→ **WHAT NEEDS TO BE DONE**
Drawing on the article about task size in SRE, explain in one to three sentences why the authors began exploring vertical scaling for their fleet of computing infrastructure.

→ **TEXT PROVIDED**
* START *

Rethinking Task Size in SRE
Shaping jobs for service efficiency in shared computing environments
As Site Reliability Engineers (SREs) at Google running a service in a shared production environment, we usually configure the service to create multiple instances of the program (for redundancy, availability, and throughput), which are then scheduled into a subset of machines in the data center. The service owner decides how many replicas, or tasks, to run, and how many CPU/RAM resources to provision for each task. These decisions determine how much load is processed for each task and how many computing resources the job needs to serve it.
We found that running jobs with fewer, bigger tasks could significantly improve our efficiency (by 25% for the example described in this article), which prompted us to explore and employ vertical scaling to improve the efficiency of our fleet of computing infrastructure. In this article we describe the technique we used and share what we learned. While this technique can be highly effective, especially in cloud-based and shared computing environments, there are some caveats and trade-offs we’ll also share so you can assess the viability of this technique for fine tuning the efficiency of your services.
Why Can Bigger Replicas Be More Efficient?

* END *

→ **PROVIDED DATA**
* START *

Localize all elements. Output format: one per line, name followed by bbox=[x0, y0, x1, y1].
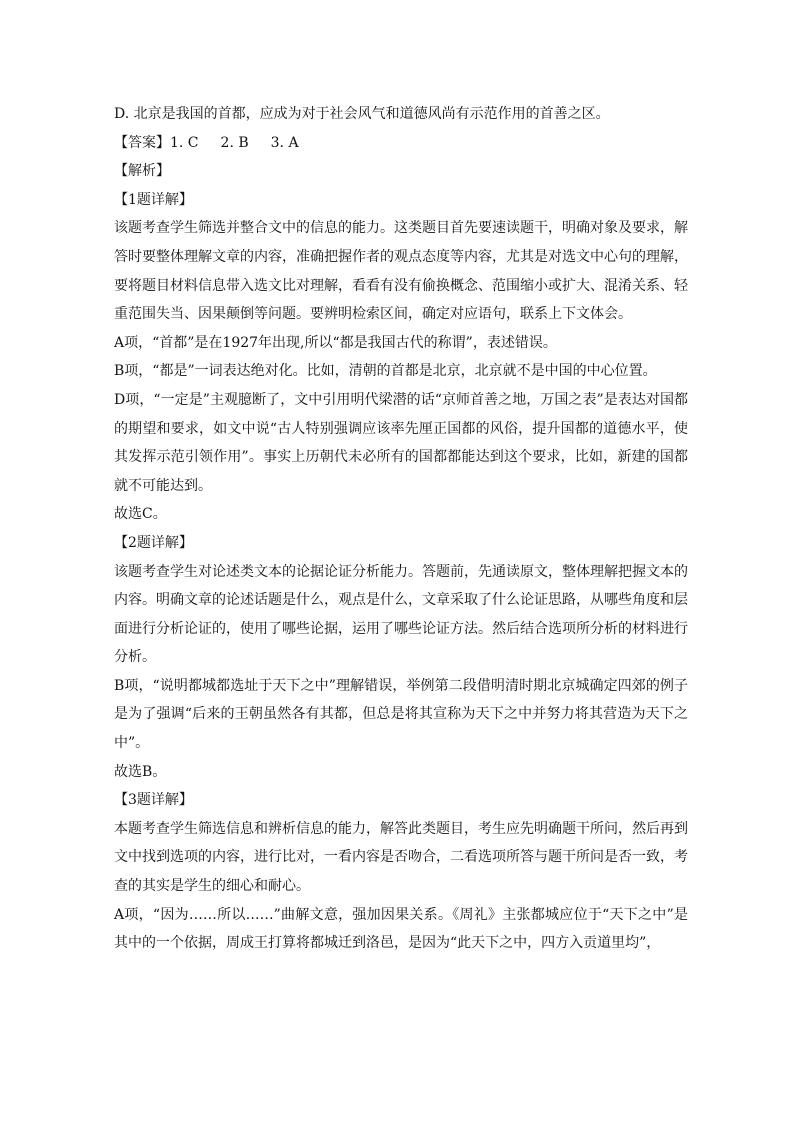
q2-conclusion: 故选B。 bbox=[114, 763, 167, 780]
q3-option-a: A项，“因为……所以……”曲解文意，强加因果关系。《周礼》主张都城应位于“天下之中”是其中的一个依据，周成王打算将都城迁到洛邑，是因为“此天下之中，四方入贡道里均”， bbox=[114, 906, 688, 952]
option-d-text: D. 北京是我国的首都，应成为对于社会风气和道德风尚有示范作用的首善之区。 bbox=[114, 106, 610, 122]
q1-option-a: A项，“首都”是在1927年出现,所以“都是我国古代的称谓”，表述错误。 bbox=[114, 334, 557, 351]
q3-intro: 本题考查学生筛选信息和辨析信息的能力，解答此类题目，考生应先明确题干所问，然后再到文中找到选项的内容，进行比对，一看内容是否吻合，二看选项所答与题干所问是否一致，考查的其实是学生的细心和耐心。 bbox=[114, 820, 688, 895]
answer-label: 【答案】 bbox=[114, 134, 170, 151]
q1-option-b: B项，“都是”一词表达绝对化。比如，清朝的首都是北京，北京就不是中国的中心位置。 bbox=[114, 363, 657, 380]
answer-item-1: 1. C bbox=[170, 134, 199, 151]
document-page bbox=[114, 100, 688, 958]
q1-intro: 该题考查学生筛选并整合文中的信息的能力。这类题目首先要速读题干，明确对象及要求，解答时要整体理解文章的内容，准确把握作者的观点态度等内容，尤其是对选文中心句的理解，要将题目材料信息带入选文比对理解，看看有没有偷换概念、范围缩小或扩大、混淆关系、轻重范围失当、因果颠倒等问题。要辨明检索区间，确定对应语句，联系上下文体会。 bbox=[114, 220, 688, 323]
q1-conclusion: 故选C。 bbox=[114, 506, 167, 523]
q1-option-d: D项，“一定是”主观臆断了，文中引用明代梁潜的话“京师首善之地，万国之表”是表达对国都的期望和要求，如文中说“古人特别强调应该率先厘正国都的风俗，提升国都的道德水平，使其发挥示范引领作用”。事实上历朝代未必所有的国都都能达到这个要求，比如，新建的国都就不可能达到。 bbox=[114, 391, 688, 494]
analysis-heading: 【解析】 bbox=[114, 163, 170, 180]
q2-intro: 该题考查学生对论述类文本的论据论证分析能力。答题前，先通读原文，整体理解把握文本的内容。明确文章的论述话题是什么，观点是什么，文章采取了什么论证思路，从哪些角度和层面进行分析论证的，使用了哪些论据，运用了哪些论证方法。然后结合选项所分析的材料进行分析。 bbox=[114, 563, 688, 666]
q1-heading: 【1题详解】 bbox=[114, 191, 193, 208]
q3-heading: 【3题详解】 bbox=[114, 792, 193, 809]
q2-option-b: B项，“说明都城都选址于天下之中”理解错误，举例第二段借明清时期北京城确定四郊的例子是为了强调“后来的王朝虽然各有其都，但总是将其宣称为天下之中并努力将其营造为天下之中”。 bbox=[114, 677, 688, 752]
answer-item-3: 3. A bbox=[270, 134, 299, 151]
q2-heading: 【2题详解】 bbox=[114, 534, 193, 551]
answer-line bbox=[114, 129, 688, 158]
answer-item-2: 2. B bbox=[220, 134, 249, 151]
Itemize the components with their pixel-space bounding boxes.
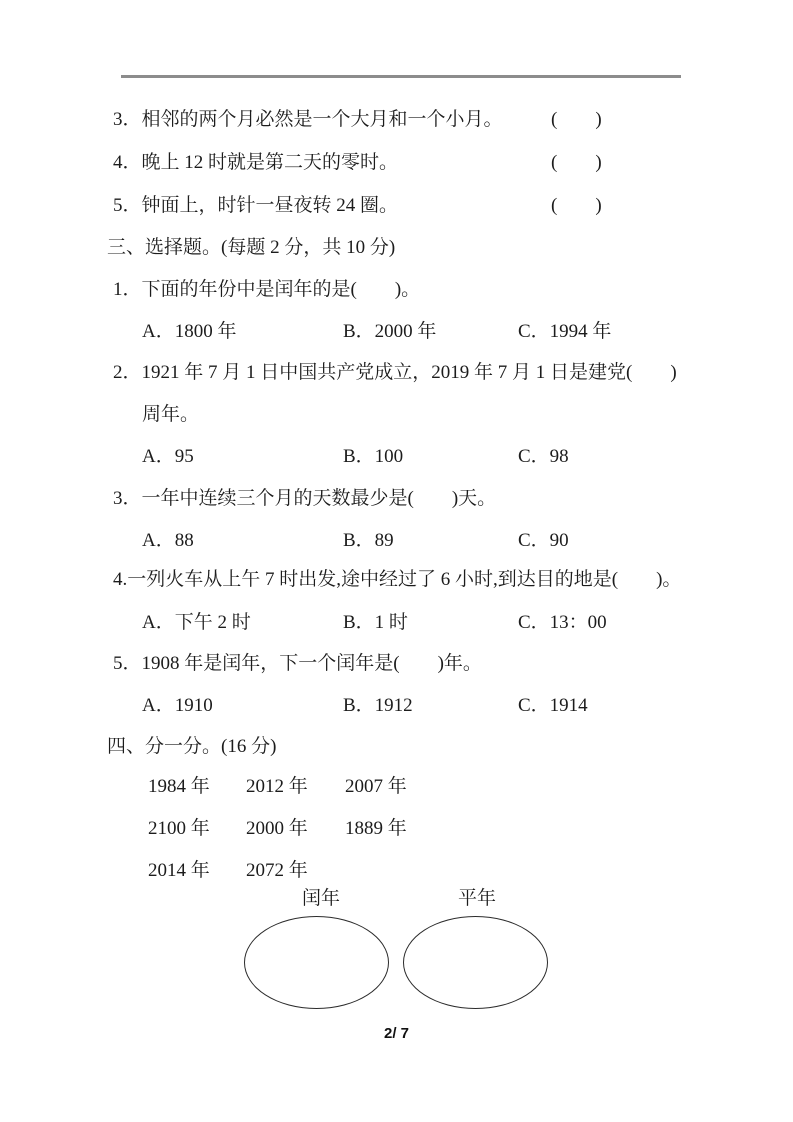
year-item-2072: 2072 年 <box>246 860 308 881</box>
question-3-option-b: B．89 <box>343 530 394 551</box>
question-4-option-a: A．下午 2 时 <box>142 612 251 633</box>
question-1-option-b: B．2000 年 <box>343 321 437 342</box>
year-item-1889: 1889 年 <box>345 818 407 839</box>
section-heading-sort: 四、分一分。(16 分) <box>107 736 277 757</box>
question-2-option-a: A．95 <box>142 446 194 467</box>
question-5-option-b: B．1912 <box>343 695 413 716</box>
year-item-2000: 2000 年 <box>246 818 308 839</box>
question-2-option-c: C．98 <box>518 446 569 467</box>
question-2-stem-continued: 周年。 <box>142 404 200 425</box>
year-item-2012: 2012 年 <box>246 776 308 797</box>
judge-item-5-answer-bracket: ( ) <box>551 195 602 216</box>
common-year-bin-label: 平年 <box>458 888 497 909</box>
question-2-stem: 2．1921 年 7 月 1 日中国共产党成立，2019 年 7 月 1 日是建党( ) <box>113 362 677 383</box>
common-year-bin-ellipse <box>403 916 548 1009</box>
header-divider-rule <box>121 75 681 78</box>
question-4-option-b: B．1 时 <box>343 612 408 633</box>
question-1-option-c: C．1994 年 <box>518 321 612 342</box>
question-2-option-b: B．100 <box>343 446 404 467</box>
judge-item-4-text: 4．晚上 12 时就是第二天的零时。 <box>113 152 399 173</box>
question-4-stem: 4.一列火车从上午 7 时出发,途中经过了 6 小时,到达目的地是( )。 <box>113 569 682 590</box>
judge-item-5-text: 5．钟面上，时针一昼夜转 24 圈。 <box>113 195 399 216</box>
leap-year-bin-label: 闰年 <box>302 888 341 909</box>
question-5-option-a: A．1910 <box>142 695 213 716</box>
judge-item-3-answer-bracket: ( ) <box>551 109 602 130</box>
judge-item-3-text: 3．相邻的两个月必然是一个大月和一个小月。 <box>113 109 503 130</box>
question-5-stem: 5．1908 年是闰年，下一个闰年是( )年。 <box>113 653 482 674</box>
year-item-1984: 1984 年 <box>148 776 210 797</box>
question-1-stem: 1．下面的年份中是闰年的是( )。 <box>113 279 421 300</box>
year-item-2014: 2014 年 <box>148 860 210 881</box>
judge-item-4-answer-bracket: ( ) <box>551 152 602 173</box>
page-number: 2/ 7 <box>383 1025 410 1042</box>
year-item-2007: 2007 年 <box>345 776 407 797</box>
question-5-option-c: C．1914 <box>518 695 588 716</box>
question-3-stem: 3．一年中连续三个月的天数最少是( )天。 <box>113 488 497 509</box>
question-3-option-c: C．90 <box>518 530 569 551</box>
section-heading-choice: 三、选择题。(每题 2 分，共 10 分) <box>107 237 396 258</box>
question-3-option-a: A．88 <box>142 530 194 551</box>
leap-year-bin-ellipse <box>244 916 389 1009</box>
question-4-option-c: C．13：00 <box>518 612 607 633</box>
question-1-option-a: A．1800 年 <box>142 321 237 342</box>
year-item-2100: 2100 年 <box>148 818 210 839</box>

* END *

→ **RESULT FOR THIS EXERCISE**
The authors found that running jobs with fewer, bigger tasks could significantly improve their efficiency, by 25% in the example the article describes. That finding prompted them to explore and adopt vertical scaling to make their fleet of computing infrastructure more efficient.